Check every line below for the word "heading" and give only the number of lines where it appears.

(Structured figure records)
++++++
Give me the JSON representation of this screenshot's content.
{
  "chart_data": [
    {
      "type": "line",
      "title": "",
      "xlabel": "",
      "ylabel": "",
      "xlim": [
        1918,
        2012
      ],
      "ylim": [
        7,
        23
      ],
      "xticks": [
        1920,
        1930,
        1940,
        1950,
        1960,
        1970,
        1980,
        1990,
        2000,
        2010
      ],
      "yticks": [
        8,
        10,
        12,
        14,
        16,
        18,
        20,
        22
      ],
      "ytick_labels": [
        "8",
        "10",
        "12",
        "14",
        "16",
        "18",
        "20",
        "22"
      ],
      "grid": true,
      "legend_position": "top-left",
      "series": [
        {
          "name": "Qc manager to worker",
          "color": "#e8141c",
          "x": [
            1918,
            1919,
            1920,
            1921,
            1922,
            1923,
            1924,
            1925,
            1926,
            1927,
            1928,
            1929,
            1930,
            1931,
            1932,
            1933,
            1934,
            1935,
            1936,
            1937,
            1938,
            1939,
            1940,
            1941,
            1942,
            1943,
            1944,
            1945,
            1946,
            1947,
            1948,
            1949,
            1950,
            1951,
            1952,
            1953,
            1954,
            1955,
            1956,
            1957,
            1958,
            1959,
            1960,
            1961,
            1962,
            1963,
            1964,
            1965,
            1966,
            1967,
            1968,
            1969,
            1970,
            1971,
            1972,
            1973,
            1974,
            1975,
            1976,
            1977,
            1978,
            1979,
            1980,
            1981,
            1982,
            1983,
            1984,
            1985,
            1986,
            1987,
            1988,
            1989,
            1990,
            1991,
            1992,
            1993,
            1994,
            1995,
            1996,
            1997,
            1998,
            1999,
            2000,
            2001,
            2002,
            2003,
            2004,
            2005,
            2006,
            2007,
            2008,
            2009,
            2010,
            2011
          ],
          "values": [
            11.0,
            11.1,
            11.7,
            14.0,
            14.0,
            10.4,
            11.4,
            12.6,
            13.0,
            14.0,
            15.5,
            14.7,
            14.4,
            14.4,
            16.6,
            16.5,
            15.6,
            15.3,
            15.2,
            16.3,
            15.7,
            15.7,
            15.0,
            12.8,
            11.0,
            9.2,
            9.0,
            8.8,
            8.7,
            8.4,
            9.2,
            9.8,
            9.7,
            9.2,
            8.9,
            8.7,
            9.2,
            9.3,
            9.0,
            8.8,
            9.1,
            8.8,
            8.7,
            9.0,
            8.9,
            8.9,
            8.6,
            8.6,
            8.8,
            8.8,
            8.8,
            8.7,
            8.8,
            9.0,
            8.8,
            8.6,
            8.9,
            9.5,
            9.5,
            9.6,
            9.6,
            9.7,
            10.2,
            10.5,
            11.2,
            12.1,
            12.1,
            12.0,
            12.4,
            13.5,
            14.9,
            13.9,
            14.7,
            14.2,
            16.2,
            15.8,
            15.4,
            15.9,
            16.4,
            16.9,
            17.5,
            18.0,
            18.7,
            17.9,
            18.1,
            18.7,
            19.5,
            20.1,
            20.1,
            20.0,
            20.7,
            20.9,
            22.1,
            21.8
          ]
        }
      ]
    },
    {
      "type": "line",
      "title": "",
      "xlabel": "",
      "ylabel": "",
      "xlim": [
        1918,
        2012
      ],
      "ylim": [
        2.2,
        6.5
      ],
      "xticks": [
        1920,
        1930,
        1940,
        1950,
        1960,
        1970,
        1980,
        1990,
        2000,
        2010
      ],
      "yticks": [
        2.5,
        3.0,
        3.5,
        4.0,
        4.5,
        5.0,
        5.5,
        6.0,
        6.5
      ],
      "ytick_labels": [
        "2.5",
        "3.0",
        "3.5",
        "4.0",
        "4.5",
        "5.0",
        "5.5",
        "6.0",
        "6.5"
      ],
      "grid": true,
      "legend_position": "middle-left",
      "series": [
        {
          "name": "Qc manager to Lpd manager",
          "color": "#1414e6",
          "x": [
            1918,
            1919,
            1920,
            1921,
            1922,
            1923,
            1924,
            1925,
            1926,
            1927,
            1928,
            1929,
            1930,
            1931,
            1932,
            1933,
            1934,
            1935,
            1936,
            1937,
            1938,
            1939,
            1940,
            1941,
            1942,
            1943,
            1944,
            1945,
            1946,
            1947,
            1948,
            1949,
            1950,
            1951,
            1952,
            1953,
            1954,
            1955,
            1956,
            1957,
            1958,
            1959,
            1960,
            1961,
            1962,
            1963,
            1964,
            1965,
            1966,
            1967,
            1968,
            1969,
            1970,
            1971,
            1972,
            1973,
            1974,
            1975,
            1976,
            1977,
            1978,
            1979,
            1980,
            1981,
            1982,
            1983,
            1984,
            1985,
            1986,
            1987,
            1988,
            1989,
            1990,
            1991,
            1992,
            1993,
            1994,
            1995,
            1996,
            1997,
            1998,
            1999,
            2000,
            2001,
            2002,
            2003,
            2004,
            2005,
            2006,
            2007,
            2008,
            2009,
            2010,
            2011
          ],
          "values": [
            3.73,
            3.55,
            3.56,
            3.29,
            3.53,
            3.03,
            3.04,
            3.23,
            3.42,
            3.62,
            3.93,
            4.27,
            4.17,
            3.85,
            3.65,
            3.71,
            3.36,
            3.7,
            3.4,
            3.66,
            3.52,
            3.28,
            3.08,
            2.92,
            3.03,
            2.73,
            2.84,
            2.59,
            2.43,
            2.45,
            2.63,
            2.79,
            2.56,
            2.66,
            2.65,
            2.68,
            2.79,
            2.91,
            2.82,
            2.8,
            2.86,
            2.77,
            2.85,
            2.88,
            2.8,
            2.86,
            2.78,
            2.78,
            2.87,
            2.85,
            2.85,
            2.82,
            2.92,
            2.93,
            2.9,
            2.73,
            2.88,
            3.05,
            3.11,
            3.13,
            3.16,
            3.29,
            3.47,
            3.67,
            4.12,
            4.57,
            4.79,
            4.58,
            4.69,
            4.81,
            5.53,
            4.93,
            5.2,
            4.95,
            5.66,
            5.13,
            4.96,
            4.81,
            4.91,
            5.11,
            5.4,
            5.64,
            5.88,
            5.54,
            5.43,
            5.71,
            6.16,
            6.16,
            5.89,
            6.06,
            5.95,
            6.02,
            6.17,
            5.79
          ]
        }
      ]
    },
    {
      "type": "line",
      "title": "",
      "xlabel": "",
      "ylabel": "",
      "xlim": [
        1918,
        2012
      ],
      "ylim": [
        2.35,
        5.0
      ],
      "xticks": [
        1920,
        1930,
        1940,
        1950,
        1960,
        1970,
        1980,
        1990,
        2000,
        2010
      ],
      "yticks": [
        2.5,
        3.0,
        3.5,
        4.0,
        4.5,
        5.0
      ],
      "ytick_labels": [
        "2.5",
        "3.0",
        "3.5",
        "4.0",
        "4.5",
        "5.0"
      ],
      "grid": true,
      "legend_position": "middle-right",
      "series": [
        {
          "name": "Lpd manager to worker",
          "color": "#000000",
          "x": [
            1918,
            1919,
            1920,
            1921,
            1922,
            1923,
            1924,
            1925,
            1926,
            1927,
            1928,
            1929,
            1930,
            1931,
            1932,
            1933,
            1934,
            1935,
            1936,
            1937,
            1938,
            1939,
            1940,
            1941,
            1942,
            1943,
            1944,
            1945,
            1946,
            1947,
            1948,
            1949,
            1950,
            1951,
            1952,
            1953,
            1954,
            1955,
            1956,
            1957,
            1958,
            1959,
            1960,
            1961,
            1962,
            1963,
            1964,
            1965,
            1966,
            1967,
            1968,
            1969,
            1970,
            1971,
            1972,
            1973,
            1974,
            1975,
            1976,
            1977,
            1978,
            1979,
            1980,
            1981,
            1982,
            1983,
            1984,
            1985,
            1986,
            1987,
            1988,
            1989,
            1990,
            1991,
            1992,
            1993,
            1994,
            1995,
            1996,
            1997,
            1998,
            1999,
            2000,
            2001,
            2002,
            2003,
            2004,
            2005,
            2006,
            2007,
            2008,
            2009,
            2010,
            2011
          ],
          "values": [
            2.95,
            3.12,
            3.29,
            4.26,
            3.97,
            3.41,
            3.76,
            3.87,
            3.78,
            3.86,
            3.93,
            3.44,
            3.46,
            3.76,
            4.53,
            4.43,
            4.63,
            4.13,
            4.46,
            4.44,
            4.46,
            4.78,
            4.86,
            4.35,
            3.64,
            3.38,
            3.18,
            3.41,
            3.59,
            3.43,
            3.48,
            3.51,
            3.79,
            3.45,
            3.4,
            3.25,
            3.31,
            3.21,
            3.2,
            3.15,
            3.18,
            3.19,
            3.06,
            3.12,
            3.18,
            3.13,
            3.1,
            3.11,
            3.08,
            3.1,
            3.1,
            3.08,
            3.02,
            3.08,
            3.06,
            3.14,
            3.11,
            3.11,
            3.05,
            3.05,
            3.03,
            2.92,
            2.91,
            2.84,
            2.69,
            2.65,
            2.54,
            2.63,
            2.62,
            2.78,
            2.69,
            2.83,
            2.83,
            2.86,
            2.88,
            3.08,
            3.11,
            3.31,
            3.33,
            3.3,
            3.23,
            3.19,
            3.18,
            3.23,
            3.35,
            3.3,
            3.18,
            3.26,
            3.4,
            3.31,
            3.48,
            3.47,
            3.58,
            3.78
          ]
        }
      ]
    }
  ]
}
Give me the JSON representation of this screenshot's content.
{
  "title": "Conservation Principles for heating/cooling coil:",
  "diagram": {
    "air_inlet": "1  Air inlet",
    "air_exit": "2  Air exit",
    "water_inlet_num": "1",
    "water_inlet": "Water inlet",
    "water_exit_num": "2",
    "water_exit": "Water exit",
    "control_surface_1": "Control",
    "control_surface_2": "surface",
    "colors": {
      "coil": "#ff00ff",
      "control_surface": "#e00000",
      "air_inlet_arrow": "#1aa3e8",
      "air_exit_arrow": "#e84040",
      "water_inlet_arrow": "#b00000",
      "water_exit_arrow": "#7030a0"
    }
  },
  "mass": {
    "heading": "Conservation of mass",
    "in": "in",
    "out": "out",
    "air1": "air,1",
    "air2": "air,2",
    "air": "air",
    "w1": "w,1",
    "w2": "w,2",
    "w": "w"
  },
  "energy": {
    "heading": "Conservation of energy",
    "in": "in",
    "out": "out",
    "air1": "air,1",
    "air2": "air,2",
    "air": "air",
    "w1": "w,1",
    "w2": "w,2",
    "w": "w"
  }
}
++++++
TASK RESULT: 2